WHAT IS EXPECTED: Pull out from the material below all lines with "under".

(Stored records)
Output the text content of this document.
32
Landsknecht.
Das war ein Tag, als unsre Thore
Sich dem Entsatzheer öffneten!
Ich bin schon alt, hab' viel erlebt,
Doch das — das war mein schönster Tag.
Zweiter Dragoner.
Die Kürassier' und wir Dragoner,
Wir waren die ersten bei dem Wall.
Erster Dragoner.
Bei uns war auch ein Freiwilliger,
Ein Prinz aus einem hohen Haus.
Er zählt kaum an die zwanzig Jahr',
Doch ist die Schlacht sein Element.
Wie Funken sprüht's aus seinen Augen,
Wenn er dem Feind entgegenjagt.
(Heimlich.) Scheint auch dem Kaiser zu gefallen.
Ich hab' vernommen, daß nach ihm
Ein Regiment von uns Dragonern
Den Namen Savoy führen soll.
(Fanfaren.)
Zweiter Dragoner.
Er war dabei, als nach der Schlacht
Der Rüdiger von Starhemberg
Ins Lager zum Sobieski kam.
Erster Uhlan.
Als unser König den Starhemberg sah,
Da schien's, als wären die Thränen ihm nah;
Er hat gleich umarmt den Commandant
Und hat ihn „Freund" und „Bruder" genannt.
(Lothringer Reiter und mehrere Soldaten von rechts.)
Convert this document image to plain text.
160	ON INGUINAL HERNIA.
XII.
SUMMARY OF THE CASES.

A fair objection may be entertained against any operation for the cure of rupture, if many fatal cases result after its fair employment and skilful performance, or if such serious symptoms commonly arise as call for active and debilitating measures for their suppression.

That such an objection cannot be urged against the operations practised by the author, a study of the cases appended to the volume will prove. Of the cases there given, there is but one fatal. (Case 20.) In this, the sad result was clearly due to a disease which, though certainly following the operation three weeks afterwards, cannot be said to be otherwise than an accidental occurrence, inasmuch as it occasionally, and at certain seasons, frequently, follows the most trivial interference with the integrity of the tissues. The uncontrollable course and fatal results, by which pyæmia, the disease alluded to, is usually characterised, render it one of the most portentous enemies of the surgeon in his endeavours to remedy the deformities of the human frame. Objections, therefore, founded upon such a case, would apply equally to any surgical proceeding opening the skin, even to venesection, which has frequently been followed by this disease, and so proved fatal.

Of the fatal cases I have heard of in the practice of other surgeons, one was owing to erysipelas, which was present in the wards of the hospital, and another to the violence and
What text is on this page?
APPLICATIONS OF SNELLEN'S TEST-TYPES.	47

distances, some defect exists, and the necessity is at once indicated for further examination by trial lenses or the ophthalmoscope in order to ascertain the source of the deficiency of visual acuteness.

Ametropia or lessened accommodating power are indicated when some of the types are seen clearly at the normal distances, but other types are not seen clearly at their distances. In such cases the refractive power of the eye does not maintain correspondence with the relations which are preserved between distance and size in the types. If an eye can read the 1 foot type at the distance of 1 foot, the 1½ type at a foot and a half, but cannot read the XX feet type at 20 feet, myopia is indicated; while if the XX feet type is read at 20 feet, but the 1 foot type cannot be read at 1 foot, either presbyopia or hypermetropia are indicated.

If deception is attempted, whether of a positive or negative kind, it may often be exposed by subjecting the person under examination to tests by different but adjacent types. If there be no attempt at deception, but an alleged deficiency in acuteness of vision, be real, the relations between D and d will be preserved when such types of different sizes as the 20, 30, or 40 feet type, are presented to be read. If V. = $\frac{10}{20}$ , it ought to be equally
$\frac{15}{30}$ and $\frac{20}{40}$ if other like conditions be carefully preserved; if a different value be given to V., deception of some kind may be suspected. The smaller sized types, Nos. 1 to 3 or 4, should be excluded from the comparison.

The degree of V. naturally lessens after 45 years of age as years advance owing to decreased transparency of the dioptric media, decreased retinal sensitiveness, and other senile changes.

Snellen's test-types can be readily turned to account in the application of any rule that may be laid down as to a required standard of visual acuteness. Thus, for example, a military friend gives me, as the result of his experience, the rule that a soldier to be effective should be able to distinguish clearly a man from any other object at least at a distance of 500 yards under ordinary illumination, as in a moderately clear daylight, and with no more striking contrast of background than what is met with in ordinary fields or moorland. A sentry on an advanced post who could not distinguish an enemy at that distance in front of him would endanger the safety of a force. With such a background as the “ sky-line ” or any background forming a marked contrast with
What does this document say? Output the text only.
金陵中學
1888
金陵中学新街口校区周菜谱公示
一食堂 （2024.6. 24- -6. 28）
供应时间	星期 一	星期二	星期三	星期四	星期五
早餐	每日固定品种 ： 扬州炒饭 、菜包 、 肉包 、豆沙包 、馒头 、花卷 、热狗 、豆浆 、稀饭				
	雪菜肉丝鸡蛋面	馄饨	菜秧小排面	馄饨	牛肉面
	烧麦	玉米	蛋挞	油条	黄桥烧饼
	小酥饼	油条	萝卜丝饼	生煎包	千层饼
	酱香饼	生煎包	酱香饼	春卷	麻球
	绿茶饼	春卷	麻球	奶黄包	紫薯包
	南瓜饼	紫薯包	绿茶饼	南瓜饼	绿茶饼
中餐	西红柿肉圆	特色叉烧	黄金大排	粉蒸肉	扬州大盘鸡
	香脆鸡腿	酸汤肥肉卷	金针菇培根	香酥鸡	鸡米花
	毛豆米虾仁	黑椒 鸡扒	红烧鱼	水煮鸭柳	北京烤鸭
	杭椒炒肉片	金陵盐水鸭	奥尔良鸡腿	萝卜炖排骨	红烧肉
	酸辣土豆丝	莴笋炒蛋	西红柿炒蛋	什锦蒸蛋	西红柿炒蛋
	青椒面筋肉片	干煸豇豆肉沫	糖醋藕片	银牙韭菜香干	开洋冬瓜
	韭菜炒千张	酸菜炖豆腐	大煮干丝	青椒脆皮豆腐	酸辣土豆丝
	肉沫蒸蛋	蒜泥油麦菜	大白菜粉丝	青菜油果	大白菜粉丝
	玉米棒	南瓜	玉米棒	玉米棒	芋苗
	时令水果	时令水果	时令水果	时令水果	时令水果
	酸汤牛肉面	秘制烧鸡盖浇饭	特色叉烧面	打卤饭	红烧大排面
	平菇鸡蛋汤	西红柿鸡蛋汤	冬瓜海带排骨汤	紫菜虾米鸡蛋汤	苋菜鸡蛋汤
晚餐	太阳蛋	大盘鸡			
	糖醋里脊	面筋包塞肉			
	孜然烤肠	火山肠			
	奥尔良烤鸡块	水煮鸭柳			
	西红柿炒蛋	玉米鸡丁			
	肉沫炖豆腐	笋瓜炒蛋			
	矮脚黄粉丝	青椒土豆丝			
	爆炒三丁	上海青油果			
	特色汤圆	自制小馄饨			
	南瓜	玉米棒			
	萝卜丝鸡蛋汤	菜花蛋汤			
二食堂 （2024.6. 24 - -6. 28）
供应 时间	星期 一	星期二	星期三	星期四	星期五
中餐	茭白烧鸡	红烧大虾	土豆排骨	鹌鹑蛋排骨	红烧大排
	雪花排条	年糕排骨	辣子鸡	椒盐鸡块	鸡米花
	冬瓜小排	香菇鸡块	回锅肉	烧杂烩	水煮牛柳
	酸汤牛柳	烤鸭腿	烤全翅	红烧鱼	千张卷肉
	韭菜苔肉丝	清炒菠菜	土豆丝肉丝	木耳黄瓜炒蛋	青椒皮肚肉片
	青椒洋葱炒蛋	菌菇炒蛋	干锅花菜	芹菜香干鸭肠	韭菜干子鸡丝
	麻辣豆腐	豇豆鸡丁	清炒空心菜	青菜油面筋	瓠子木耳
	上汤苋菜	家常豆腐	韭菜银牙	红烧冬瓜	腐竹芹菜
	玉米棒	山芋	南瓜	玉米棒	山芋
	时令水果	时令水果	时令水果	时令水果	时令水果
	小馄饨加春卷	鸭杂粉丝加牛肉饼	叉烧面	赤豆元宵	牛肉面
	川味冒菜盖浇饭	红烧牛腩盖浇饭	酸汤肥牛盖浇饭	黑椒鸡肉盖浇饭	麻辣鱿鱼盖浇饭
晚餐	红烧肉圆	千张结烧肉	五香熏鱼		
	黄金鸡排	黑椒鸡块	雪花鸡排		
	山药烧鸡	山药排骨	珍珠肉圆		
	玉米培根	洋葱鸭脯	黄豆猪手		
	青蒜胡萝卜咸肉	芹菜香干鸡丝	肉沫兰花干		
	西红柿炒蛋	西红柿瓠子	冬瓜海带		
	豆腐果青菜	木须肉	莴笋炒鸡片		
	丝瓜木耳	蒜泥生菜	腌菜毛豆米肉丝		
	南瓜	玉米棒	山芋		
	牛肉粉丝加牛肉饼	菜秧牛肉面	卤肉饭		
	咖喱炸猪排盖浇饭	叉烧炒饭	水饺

THE COMPLETED TASK:
If deception is attempted, whether of a positive or negative kind, it may often be exposed by subjecting the person under examination to tests by different but adjacent types. If there be no attempt at deception, but an alleged deficiency in acuteness of vision, be real, the relations between D and d will be preserved when such types of different sizes as the 20, 30, or 40 feet type, are presented to be read. If V. = $\frac{10}{20}$ , it ought to be equally
Snellen's test-types can be readily turned to account in the application of any rule that may be laid down as to a required standard of visual acuteness. Thus, for example, a military friend gives me, as the result of his experience, the rule that a soldier to be effective should be able to distinguish clearly a man from any other object at least at a distance of 500 yards under ordinary illumination, as in a moderately clear daylight, and with no more striking contrast of background than what is met with in ordinary fields or moorland. A sentry on an advanced post who could not distinguish an enemy at that distance in front of him would endanger the safety of a force. With such a background as the “ sky-line ” or any background forming a marked contrast with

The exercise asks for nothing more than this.